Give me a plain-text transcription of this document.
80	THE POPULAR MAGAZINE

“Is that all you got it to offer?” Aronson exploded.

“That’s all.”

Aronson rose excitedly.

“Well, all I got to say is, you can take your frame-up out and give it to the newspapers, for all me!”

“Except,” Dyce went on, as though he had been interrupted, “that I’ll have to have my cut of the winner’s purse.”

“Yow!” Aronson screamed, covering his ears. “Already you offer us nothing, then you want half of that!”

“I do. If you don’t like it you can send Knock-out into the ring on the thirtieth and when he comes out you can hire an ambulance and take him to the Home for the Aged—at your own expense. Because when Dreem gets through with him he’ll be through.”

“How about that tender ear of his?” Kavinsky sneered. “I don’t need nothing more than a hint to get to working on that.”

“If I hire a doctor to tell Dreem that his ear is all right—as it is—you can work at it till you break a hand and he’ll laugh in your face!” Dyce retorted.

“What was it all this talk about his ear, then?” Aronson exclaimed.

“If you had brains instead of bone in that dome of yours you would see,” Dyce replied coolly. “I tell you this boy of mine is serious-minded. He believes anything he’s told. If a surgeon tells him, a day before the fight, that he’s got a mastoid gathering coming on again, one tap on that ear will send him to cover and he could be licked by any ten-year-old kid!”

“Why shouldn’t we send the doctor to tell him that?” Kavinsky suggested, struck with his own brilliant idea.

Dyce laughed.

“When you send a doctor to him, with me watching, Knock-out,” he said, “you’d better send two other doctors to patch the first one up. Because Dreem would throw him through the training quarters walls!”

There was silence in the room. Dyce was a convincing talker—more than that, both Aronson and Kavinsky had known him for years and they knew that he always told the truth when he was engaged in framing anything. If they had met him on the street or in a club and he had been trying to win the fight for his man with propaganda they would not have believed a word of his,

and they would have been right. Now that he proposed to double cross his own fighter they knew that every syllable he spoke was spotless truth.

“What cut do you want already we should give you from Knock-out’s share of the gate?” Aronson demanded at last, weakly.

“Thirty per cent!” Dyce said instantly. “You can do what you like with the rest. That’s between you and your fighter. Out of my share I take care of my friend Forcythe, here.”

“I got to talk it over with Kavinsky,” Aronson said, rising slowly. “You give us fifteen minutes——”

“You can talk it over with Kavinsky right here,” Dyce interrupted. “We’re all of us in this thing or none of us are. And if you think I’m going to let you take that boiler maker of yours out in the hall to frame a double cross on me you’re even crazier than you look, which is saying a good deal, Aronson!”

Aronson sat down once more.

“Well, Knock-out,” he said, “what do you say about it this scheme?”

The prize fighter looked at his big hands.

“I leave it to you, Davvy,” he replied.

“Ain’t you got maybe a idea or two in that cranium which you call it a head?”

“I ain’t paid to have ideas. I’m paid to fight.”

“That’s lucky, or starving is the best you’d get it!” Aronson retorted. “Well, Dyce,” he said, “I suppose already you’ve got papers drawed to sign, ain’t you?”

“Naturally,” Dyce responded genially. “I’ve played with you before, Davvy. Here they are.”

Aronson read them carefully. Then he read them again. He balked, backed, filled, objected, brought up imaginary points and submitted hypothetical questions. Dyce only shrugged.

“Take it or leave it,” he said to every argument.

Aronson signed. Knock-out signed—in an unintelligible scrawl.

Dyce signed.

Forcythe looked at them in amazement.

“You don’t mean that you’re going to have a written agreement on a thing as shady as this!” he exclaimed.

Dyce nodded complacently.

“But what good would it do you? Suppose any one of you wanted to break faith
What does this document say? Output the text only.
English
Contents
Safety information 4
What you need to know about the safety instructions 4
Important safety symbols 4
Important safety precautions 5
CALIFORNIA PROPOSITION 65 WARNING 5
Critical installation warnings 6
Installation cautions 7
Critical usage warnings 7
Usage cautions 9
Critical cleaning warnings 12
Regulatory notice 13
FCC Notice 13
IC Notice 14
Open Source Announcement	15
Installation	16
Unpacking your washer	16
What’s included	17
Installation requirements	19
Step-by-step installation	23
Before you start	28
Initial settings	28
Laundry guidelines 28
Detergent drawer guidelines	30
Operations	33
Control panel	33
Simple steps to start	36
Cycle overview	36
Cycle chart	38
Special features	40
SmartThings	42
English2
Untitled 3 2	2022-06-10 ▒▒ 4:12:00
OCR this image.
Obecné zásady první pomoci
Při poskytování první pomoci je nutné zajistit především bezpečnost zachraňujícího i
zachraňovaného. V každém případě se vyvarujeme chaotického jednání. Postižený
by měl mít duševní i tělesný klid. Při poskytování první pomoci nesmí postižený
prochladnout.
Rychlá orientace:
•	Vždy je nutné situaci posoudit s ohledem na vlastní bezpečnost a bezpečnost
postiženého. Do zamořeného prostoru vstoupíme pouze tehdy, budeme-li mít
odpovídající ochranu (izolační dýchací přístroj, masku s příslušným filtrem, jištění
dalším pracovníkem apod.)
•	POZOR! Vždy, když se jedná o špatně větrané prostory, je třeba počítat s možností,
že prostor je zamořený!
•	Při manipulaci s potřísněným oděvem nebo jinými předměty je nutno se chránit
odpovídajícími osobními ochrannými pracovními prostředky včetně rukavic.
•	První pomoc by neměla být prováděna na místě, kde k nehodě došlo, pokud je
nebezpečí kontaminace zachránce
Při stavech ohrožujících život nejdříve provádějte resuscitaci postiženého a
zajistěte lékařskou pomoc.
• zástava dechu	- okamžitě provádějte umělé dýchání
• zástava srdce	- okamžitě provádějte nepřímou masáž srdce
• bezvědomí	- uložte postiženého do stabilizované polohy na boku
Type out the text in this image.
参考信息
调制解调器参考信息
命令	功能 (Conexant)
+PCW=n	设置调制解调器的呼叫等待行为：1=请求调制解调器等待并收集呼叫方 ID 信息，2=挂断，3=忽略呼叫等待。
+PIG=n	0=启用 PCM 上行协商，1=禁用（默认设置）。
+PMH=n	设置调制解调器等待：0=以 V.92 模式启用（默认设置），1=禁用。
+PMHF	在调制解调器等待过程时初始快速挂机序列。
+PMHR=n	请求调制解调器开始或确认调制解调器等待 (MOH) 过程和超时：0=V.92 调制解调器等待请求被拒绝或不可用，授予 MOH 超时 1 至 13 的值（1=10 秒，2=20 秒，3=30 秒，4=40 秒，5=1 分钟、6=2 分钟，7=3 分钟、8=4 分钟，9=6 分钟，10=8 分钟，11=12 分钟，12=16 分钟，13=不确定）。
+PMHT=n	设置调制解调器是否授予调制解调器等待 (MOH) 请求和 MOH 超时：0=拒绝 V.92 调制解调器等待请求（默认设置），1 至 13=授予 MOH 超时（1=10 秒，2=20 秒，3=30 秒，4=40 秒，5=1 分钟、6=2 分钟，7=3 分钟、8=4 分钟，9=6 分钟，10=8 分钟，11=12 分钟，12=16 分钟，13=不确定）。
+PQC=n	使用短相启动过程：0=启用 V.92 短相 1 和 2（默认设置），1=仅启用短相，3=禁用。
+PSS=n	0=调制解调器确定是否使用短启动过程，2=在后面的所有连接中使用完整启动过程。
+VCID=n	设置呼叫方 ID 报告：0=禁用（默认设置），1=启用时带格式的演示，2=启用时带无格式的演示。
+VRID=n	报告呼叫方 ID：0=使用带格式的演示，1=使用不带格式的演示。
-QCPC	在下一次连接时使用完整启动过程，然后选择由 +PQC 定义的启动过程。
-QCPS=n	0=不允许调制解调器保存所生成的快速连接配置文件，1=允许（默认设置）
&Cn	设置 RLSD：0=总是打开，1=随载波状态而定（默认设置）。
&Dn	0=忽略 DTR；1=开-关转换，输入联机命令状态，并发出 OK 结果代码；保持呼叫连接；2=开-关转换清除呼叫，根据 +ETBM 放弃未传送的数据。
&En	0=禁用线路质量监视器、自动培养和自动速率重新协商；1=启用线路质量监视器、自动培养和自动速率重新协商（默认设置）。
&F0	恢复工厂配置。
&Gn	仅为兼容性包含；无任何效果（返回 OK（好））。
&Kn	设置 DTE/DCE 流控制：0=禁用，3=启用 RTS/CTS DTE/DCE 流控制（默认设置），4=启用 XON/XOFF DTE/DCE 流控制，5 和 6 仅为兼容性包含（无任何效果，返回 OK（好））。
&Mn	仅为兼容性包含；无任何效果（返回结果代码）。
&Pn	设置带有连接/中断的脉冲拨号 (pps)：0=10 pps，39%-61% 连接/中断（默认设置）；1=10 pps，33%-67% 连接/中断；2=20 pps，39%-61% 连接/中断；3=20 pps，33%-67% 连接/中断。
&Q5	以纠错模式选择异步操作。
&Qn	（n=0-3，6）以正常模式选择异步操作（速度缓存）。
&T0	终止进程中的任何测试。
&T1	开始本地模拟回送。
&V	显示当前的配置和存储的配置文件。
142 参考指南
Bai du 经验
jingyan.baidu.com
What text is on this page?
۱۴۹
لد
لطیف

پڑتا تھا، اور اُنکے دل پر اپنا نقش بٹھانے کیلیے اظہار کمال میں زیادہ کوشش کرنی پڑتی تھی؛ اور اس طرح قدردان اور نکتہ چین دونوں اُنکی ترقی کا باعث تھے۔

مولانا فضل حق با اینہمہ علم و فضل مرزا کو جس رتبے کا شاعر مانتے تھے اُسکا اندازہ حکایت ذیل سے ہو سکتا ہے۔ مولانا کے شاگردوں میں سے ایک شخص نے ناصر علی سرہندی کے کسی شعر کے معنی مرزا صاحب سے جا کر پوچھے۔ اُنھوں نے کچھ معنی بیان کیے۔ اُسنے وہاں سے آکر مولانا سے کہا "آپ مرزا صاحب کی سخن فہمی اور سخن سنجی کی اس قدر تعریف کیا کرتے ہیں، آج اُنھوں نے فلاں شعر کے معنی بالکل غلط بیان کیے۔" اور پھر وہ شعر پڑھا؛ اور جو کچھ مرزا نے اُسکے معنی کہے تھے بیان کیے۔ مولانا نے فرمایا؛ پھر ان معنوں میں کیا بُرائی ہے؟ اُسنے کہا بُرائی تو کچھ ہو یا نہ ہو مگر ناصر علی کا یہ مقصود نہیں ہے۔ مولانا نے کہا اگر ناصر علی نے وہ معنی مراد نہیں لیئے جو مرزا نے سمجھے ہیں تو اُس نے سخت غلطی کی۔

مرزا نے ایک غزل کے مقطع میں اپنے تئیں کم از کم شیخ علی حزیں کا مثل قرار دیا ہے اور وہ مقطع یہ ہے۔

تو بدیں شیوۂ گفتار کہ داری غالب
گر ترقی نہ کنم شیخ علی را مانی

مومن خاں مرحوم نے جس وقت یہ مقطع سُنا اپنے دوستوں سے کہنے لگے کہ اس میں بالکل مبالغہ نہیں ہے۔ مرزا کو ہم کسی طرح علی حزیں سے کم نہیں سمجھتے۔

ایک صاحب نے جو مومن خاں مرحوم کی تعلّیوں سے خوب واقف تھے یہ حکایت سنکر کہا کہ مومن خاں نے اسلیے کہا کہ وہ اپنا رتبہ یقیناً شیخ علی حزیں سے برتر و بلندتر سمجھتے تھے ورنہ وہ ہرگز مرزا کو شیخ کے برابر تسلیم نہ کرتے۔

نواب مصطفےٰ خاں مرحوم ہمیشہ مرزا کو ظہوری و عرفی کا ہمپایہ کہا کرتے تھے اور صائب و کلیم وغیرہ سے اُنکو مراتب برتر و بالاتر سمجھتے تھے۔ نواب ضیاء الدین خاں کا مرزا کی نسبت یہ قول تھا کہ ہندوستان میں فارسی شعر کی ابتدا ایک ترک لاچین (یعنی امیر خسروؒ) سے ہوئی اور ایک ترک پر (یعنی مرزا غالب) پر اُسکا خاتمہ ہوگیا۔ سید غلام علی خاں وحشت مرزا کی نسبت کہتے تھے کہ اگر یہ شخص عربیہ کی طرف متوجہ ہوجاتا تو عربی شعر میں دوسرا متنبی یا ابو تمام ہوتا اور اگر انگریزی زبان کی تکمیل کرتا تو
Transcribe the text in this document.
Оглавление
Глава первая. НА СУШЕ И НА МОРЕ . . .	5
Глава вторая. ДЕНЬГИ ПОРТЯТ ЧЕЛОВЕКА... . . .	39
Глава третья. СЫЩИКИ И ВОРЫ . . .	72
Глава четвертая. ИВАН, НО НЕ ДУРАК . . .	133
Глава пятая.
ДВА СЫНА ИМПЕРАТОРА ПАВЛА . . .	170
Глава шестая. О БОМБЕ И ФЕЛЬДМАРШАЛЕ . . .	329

=-=-=-=-=

Directive:
Extract every line of the records above that contains the word "signed".

Result:
Aronson signed. Knock-out signed—in an unintelligible scrawl.
Dyce signed.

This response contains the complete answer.